Output the entries word for word. Omit images.
START LISTED RECORDS
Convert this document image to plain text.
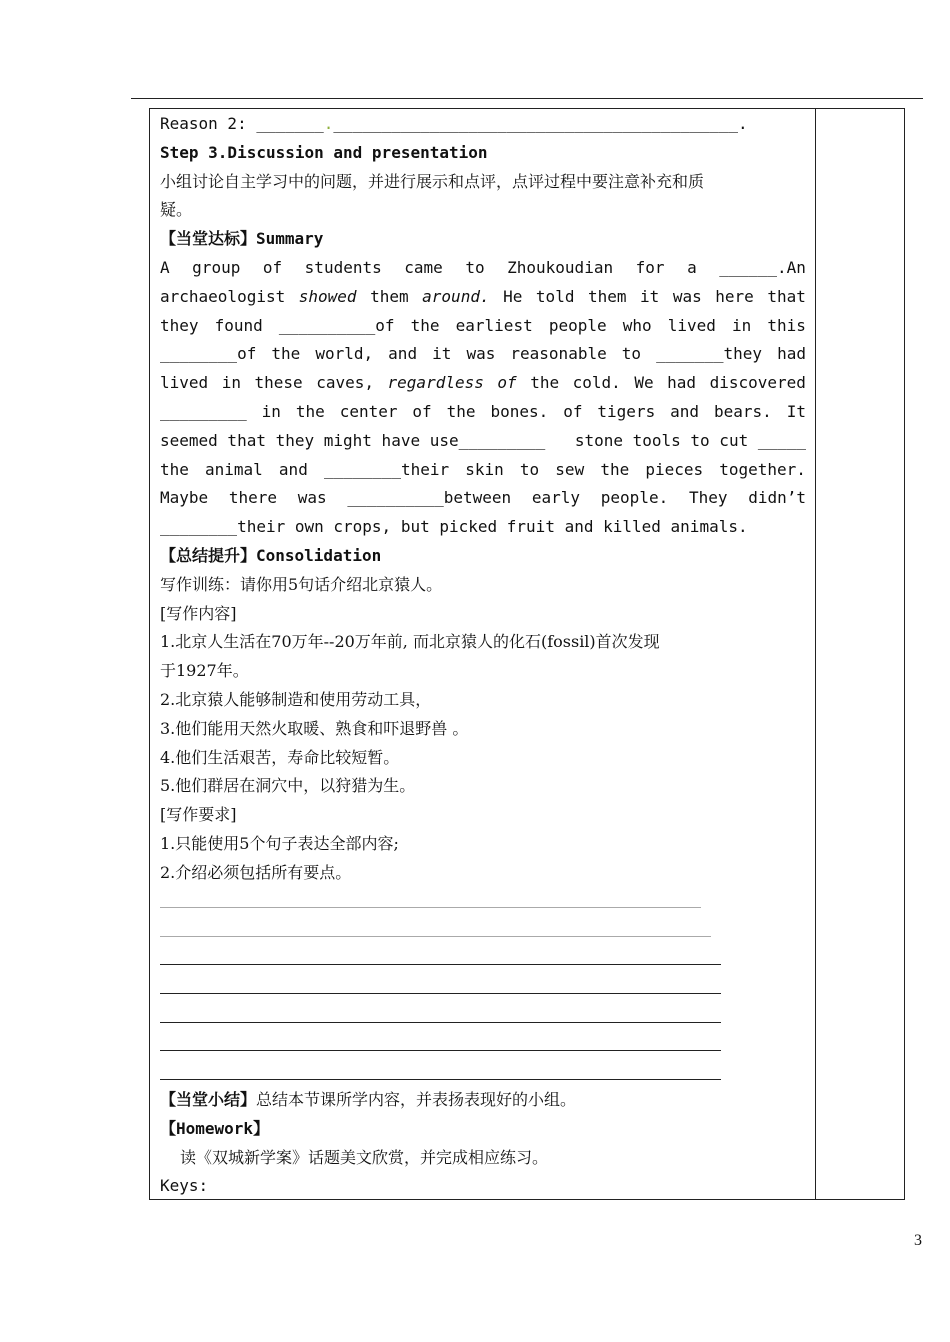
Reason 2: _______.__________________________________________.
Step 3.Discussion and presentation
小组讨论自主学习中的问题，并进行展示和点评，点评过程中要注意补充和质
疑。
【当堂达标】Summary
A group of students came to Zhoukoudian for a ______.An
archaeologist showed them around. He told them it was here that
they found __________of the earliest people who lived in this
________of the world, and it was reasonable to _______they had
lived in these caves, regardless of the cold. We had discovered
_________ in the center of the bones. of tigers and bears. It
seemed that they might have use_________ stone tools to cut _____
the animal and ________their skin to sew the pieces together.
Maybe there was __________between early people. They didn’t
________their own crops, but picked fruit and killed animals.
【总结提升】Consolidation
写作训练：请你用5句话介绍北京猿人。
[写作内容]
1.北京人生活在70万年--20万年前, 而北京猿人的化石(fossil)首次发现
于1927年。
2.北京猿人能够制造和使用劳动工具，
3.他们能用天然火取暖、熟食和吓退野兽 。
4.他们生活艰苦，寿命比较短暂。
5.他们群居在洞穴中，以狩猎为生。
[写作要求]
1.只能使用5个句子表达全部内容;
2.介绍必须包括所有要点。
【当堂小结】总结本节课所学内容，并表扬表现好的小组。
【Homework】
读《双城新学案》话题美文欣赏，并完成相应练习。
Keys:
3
END LISTED RECORDS
— CORRECT ANSWER —
Convert this document image to plain text.
Reason 2: _______.__________________________________________.
Step 3.Discussion and presentation
小组讨论自主学习中的问题，并进行展示和点评，点评过程中要注意补充和质
疑。
【当堂达标】Summary
A group of students came to Zhoukoudian for a ______.An
archaeologist showed them around. He told them it was here that
they found __________of the earliest people who lived in this
________of the world, and it was reasonable to _______they had
lived in these caves, regardless of the cold. We had discovered
_________ in the center of the bones. of tigers and bears. It
seemed that they might have use_________ stone tools to cut _____
the animal and ________their skin to sew the pieces together.
Maybe there was __________between early people. They didn’t
________their own crops, but picked fruit and killed animals.
【总结提升】Consolidation
写作训练：请你用5句话介绍北京猿人。
[写作内容]
1.北京人生活在70万年--20万年前, 而北京猿人的化石(fossil)首次发现
于1927年。
2.北京猿人能够制造和使用劳动工具，
3.他们能用天然火取暖、熟食和吓退野兽 。
4.他们生活艰苦，寿命比较短暂。
5.他们群居在洞穴中，以狩猎为生。
[写作要求]
1.只能使用5个句子表达全部内容;
2.介绍必须包括所有要点。
【当堂小结】总结本节课所学内容，并表扬表现好的小组。
【Homework】
读《双城新学案》话题美文欣赏，并完成相应练习。
Keys:
3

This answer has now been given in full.